Items from a figure collection:
_ _ _ _ _

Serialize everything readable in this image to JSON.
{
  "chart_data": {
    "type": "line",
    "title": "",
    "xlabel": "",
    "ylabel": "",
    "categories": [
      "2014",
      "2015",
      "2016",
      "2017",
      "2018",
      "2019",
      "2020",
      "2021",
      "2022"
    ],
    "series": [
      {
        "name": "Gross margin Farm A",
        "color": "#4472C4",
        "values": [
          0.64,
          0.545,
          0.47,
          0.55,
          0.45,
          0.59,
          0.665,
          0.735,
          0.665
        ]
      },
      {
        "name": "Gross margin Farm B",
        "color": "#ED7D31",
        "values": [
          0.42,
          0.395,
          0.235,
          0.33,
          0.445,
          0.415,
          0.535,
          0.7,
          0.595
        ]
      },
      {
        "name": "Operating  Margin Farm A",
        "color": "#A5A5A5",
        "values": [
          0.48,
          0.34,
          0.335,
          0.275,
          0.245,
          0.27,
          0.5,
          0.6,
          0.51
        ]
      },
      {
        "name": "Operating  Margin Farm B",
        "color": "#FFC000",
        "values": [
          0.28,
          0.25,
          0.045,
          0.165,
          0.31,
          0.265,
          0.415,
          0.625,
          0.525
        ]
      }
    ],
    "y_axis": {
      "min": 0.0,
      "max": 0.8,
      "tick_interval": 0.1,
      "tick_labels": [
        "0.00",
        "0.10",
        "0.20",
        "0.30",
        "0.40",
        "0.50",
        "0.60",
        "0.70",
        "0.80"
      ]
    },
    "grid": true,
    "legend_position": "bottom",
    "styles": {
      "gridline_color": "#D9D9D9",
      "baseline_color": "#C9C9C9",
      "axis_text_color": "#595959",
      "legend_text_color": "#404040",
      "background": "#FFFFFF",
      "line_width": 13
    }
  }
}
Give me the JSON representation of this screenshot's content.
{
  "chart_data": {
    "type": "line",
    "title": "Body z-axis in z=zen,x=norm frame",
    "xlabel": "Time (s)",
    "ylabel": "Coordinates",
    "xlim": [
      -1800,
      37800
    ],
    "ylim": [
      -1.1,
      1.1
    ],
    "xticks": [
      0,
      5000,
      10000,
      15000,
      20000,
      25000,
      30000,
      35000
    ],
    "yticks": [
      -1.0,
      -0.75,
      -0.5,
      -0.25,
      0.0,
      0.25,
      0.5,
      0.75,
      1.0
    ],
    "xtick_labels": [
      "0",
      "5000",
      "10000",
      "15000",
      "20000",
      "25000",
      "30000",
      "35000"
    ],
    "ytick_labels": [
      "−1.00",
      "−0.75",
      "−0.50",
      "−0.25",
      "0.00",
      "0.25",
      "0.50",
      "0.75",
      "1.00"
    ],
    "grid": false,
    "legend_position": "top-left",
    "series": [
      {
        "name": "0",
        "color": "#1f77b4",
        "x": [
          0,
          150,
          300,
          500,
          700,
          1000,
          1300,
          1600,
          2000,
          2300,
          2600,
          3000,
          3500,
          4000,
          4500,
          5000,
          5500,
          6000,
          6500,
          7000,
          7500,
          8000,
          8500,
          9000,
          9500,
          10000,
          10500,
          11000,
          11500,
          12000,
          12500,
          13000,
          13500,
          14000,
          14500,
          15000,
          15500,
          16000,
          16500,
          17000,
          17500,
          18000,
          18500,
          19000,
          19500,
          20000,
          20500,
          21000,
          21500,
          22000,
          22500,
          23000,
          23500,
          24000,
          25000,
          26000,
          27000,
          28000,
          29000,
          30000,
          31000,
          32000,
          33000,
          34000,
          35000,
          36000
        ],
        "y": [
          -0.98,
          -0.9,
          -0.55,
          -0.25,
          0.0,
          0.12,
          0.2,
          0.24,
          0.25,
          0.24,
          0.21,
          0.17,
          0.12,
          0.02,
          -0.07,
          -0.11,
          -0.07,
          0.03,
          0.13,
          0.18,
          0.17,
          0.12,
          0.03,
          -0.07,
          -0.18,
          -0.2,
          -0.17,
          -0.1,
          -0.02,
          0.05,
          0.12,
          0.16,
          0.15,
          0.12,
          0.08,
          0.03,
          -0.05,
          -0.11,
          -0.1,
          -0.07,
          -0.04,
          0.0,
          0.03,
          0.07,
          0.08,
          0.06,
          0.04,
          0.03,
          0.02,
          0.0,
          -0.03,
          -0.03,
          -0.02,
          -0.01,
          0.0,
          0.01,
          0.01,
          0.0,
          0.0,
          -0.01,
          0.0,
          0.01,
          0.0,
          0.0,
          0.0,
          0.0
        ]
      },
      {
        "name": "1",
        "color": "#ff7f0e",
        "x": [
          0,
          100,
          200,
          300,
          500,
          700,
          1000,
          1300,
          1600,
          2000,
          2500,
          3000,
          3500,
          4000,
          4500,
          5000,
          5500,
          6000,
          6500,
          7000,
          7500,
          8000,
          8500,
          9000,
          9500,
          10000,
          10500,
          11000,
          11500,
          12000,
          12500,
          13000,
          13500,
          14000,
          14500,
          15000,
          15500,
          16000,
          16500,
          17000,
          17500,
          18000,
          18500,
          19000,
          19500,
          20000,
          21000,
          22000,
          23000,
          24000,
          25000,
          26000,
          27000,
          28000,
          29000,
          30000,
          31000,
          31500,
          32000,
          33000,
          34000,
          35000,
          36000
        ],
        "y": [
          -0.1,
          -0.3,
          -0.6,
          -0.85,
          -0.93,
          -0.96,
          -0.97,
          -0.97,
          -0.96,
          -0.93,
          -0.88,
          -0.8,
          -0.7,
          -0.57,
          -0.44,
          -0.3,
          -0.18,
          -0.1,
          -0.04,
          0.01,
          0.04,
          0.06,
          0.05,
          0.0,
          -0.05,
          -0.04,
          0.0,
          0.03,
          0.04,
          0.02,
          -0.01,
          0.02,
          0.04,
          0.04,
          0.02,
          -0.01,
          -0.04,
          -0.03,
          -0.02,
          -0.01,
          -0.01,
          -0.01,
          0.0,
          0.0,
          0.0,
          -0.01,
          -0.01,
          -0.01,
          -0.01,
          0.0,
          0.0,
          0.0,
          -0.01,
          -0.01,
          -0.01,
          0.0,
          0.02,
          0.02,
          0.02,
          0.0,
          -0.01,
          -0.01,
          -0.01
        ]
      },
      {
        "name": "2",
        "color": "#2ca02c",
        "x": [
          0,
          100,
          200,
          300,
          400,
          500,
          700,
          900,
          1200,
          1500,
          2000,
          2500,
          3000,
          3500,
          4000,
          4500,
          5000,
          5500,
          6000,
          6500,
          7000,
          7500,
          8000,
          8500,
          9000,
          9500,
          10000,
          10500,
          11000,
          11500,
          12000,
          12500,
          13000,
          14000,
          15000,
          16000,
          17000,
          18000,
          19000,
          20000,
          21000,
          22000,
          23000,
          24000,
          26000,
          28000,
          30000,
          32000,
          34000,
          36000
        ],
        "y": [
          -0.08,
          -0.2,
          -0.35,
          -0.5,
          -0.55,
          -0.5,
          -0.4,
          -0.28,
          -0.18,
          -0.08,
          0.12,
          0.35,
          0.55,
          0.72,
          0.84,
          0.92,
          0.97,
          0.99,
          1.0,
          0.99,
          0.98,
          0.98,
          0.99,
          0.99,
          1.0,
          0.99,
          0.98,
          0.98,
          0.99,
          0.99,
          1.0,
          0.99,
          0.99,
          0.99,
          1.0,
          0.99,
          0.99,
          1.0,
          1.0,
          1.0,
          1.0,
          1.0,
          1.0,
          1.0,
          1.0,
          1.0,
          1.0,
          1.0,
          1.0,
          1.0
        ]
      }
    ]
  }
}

_ _ _ _ _

* **Task statement**
Write out each line of the data that holds the string "name".

* **Correct response**
        "name": "Gross margin Farm A",
        "name": "Gross margin Farm B",
        "name": "Operating  Margin Farm A",
        "name": "Operating  Margin Farm B",
        "name": "0",
        "name": "1",
        "name": "2",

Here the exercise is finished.